Directive: In the records below, locate the line containing "Output a JSON", then output that line and all later lines exactly, through the last one.

[start Data entries]

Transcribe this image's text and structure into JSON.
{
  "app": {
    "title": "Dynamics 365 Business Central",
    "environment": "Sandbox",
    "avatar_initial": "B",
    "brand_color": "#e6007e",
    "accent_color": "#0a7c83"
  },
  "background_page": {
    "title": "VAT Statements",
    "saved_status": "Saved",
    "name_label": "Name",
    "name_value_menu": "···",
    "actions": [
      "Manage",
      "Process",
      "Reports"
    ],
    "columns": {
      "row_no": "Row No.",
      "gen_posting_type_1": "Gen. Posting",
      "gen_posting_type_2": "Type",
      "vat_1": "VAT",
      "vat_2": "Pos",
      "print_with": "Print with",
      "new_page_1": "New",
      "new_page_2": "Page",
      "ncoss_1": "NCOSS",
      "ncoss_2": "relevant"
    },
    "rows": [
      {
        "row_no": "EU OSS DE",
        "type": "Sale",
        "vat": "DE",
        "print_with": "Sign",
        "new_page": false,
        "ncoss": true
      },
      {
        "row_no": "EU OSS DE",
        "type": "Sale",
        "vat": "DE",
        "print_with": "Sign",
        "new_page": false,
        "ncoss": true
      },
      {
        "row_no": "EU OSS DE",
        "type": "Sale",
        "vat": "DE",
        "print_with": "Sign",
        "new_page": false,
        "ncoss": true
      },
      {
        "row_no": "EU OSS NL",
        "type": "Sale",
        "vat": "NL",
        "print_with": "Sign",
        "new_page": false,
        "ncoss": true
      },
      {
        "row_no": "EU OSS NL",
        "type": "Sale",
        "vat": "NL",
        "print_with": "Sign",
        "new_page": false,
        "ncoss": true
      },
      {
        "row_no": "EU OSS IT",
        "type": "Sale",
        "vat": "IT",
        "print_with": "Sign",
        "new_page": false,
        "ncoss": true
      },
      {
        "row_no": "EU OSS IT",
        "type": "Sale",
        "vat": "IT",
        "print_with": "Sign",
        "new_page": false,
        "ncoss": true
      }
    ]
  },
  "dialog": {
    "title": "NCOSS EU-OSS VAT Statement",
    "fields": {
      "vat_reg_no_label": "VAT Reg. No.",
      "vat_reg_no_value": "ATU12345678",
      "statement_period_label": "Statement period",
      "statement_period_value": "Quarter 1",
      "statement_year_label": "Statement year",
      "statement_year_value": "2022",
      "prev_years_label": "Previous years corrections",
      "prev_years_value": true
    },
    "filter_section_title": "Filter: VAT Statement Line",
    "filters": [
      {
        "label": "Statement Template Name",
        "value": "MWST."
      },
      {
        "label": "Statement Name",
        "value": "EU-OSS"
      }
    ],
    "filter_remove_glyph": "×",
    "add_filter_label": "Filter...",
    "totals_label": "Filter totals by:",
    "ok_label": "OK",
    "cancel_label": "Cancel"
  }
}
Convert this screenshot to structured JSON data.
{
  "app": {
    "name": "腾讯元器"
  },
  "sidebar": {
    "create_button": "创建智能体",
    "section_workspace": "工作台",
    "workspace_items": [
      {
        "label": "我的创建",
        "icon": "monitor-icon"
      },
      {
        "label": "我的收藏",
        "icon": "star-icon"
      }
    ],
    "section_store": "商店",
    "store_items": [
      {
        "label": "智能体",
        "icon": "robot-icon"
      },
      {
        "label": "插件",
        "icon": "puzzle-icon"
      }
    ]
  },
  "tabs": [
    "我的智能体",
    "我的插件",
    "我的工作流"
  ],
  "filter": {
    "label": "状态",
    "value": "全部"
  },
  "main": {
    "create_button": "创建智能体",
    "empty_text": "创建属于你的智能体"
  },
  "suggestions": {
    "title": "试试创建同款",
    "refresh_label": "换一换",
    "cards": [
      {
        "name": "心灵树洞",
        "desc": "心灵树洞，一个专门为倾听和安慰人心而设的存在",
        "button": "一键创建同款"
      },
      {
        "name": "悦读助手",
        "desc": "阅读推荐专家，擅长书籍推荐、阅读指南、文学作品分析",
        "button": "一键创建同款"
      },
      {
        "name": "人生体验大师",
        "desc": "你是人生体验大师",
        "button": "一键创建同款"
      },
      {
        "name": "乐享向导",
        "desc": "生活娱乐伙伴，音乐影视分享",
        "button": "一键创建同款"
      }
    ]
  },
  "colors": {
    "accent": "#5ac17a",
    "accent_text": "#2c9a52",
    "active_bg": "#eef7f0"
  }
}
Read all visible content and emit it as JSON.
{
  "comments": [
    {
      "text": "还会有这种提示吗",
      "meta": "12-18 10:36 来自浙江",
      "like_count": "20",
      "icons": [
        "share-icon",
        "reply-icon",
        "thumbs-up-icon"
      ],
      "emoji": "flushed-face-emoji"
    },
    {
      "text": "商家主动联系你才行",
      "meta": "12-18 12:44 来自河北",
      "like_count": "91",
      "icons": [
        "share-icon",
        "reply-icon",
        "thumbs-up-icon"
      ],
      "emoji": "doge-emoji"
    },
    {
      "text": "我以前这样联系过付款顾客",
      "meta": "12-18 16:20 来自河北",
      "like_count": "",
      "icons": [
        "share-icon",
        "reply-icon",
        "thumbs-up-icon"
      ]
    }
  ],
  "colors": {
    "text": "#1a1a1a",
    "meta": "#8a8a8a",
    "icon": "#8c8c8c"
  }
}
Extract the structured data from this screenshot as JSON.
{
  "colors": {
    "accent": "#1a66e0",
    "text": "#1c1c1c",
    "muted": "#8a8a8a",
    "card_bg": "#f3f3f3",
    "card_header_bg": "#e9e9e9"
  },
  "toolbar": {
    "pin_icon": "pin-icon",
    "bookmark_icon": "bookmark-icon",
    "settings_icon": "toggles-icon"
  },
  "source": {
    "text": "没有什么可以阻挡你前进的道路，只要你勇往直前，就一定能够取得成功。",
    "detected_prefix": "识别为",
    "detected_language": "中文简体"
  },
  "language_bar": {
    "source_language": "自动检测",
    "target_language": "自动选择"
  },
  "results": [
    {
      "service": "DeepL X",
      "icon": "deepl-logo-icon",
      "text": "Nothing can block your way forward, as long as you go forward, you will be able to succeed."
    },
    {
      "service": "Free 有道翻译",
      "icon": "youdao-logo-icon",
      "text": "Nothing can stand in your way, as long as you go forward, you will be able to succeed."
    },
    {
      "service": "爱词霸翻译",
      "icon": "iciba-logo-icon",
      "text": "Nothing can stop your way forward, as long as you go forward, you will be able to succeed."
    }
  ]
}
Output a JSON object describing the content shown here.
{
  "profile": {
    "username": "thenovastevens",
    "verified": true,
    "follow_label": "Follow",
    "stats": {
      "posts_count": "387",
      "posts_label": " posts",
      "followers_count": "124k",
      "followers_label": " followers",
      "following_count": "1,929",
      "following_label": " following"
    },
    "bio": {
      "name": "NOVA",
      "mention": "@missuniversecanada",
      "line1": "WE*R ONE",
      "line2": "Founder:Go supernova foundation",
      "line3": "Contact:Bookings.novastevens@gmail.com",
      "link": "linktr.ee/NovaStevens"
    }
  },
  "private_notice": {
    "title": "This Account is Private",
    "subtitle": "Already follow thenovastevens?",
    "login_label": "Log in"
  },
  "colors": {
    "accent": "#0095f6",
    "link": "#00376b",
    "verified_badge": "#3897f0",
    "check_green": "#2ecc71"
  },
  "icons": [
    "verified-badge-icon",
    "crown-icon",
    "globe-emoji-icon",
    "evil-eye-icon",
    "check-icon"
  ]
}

[end Data entries]

Reply:
Output a JSON object describing the content shown here.
{
  "profile": {
    "username": "thenovastevens",
    "verified": true,
    "follow_label": "Follow",
    "stats": {
      "posts_count": "387",
      "posts_label": " posts",
      "followers_count": "124k",
      "followers_label": " followers",
      "following_count": "1,929",
      "following_label": " following"
    },
    "bio": {
      "name": "NOVA",
      "mention": "@missuniversecanada",
      "line1": "WE*R ONE",
      "line2": "Founder:Go supernova foundation",
      "line3": "Contact:Bookings.novastevens@gmail.com",
      "link": "linktr.ee/NovaStevens"
    }
  },
  "private_notice": {
    "title": "This Account is Private",
    "subtitle": "Already follow thenovastevens?",
    "login_label": "Log in"
  },
  "colors": {
    "accent": "#0095f6",
    "link": "#00376b",
    "verified_badge": "#3897f0",
    "check_green": "#2ecc71"
  },
  "icons": [
    "verified-badge-icon",
    "crown-icon",
    "globe-emoji-icon",
    "evil-eye-icon",
    "check-icon"
  ]
}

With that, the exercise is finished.